# start of PROVIDED ENTRIES

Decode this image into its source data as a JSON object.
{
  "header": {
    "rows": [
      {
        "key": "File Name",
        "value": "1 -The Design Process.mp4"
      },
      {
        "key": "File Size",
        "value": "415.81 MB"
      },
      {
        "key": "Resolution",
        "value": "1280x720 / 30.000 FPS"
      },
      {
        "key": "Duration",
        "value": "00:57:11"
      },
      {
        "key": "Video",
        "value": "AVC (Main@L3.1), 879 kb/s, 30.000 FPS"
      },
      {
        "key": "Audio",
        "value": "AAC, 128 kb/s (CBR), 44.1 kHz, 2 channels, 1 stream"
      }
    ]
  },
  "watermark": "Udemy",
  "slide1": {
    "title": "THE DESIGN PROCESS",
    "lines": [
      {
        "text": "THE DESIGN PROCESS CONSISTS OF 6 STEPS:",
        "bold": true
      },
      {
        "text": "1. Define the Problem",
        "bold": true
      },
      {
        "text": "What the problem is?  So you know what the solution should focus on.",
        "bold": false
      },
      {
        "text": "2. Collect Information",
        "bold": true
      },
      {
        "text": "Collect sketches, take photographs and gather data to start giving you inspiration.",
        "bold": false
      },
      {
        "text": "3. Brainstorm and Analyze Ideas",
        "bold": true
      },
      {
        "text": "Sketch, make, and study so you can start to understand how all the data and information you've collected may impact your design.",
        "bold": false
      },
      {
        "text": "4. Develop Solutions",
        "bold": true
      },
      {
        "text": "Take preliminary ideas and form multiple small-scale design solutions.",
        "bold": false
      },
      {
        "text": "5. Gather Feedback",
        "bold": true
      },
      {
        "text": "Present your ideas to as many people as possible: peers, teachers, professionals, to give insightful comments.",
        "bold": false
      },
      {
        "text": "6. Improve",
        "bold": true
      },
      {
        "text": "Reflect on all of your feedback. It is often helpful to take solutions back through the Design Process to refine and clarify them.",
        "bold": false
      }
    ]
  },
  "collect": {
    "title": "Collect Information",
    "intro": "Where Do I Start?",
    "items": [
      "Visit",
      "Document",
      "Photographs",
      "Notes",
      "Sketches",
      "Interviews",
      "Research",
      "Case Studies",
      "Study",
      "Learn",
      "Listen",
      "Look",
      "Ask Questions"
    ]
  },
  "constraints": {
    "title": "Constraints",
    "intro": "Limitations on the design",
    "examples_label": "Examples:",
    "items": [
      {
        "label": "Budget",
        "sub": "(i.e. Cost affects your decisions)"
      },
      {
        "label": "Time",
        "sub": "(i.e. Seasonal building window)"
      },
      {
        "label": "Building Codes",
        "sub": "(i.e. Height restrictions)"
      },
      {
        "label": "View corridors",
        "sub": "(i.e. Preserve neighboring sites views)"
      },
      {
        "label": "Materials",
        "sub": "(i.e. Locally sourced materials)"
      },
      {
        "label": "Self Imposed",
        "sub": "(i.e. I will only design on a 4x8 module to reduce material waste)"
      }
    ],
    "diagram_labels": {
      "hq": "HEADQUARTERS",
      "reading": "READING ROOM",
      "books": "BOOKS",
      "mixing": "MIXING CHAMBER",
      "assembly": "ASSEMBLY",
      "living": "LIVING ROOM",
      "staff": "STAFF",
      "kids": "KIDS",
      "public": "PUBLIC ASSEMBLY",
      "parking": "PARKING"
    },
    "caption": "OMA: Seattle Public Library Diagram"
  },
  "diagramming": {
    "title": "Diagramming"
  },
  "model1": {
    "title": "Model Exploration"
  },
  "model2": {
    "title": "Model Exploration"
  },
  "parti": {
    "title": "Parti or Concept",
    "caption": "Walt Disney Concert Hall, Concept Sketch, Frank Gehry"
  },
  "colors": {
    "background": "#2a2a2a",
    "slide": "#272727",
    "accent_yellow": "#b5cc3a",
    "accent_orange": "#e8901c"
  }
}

# end of PROVIDED ENTRIES

_PROBLEM DESCRIPTION:_ Repeat all the entries exactly as given.

_RESULT:_
Decode this image into its source data as a JSON object.
{
  "header": {
    "rows": [
      {
        "key": "File Name",
        "value": "1 -The Design Process.mp4"
      },
      {
        "key": "File Size",
        "value": "415.81 MB"
      },
      {
        "key": "Resolution",
        "value": "1280x720 / 30.000 FPS"
      },
      {
        "key": "Duration",
        "value": "00:57:11"
      },
      {
        "key": "Video",
        "value": "AVC (Main@L3.1), 879 kb/s, 30.000 FPS"
      },
      {
        "key": "Audio",
        "value": "AAC, 128 kb/s (CBR), 44.1 kHz, 2 channels, 1 stream"
      }
    ]
  },
  "watermark": "Udemy",
  "slide1": {
    "title": "THE DESIGN PROCESS",
    "lines": [
      {
        "text": "THE DESIGN PROCESS CONSISTS OF 6 STEPS:",
        "bold": true
      },
      {
        "text": "1. Define the Problem",
        "bold": true
      },
      {
        "text": "What the problem is?  So you know what the solution should focus on.",
        "bold": false
      },
      {
        "text": "2. Collect Information",
        "bold": true
      },
      {
        "text": "Collect sketches, take photographs and gather data to start giving you inspiration.",
        "bold": false
      },
      {
        "text": "3. Brainstorm and Analyze Ideas",
        "bold": true
      },
      {
        "text": "Sketch, make, and study so you can start to understand how all the data and information you've collected may impact your design.",
        "bold": false
      },
      {
        "text": "4. Develop Solutions",
        "bold": true
      },
      {
        "text": "Take preliminary ideas and form multiple small-scale design solutions.",
        "bold": false
      },
      {
        "text": "5. Gather Feedback",
        "bold": true
      },
      {
        "text": "Present your ideas to as many people as possible: peers, teachers, professionals, to give insightful comments.",
        "bold": false
      },
      {
        "text": "6. Improve",
        "bold": true
      },
      {
        "text": "Reflect on all of your feedback. It is often helpful to take solutions back through the Design Process to refine and clarify them.",
        "bold": false
      }
    ]
  },
  "collect": {
    "title": "Collect Information",
    "intro": "Where Do I Start?",
    "items": [
      "Visit",
      "Document",
      "Photographs",
      "Notes",
      "Sketches",
      "Interviews",
      "Research",
      "Case Studies",
      "Study",
      "Learn",
      "Listen",
      "Look",
      "Ask Questions"
    ]
  },
  "constraints": {
    "title": "Constraints",
    "intro": "Limitations on the design",
    "examples_label": "Examples:",
    "items": [
      {
        "label": "Budget",
        "sub": "(i.e. Cost affects your decisions)"
      },
      {
        "label": "Time",
        "sub": "(i.e. Seasonal building window)"
      },
      {
        "label": "Building Codes",
        "sub": "(i.e. Height restrictions)"
      },
      {
        "label": "View corridors",
        "sub": "(i.e. Preserve neighboring sites views)"
      },
      {
        "label": "Materials",
        "sub": "(i.e. Locally sourced materials)"
      },
      {
        "label": "Self Imposed",
        "sub": "(i.e. I will only design on a 4x8 module to reduce material waste)"
      }
    ],
    "diagram_labels": {
      "hq": "HEADQUARTERS",
      "reading": "READING ROOM",
      "books": "BOOKS",
      "mixing": "MIXING CHAMBER",
      "assembly": "ASSEMBLY",
      "living": "LIVING ROOM",
      "staff": "STAFF",
      "kids": "KIDS",
      "public": "PUBLIC ASSEMBLY",
      "parking": "PARKING"
    },
    "caption": "OMA: Seattle Public Library Diagram"
  },
  "diagramming": {
    "title": "Diagramming"
  },
  "model1": {
    "title": "Model Exploration"
  },
  "model2": {
    "title": "Model Exploration"
  },
  "parti": {
    "title": "Parti or Concept",
    "caption": "Walt Disney Concert Hall, Concept Sketch, Frank Gehry"
  },
  "colors": {
    "background": "#2a2a2a",
    "slide": "#272727",
    "accent_yellow": "#b5cc3a",
    "accent_orange": "#e8901c"
  }
}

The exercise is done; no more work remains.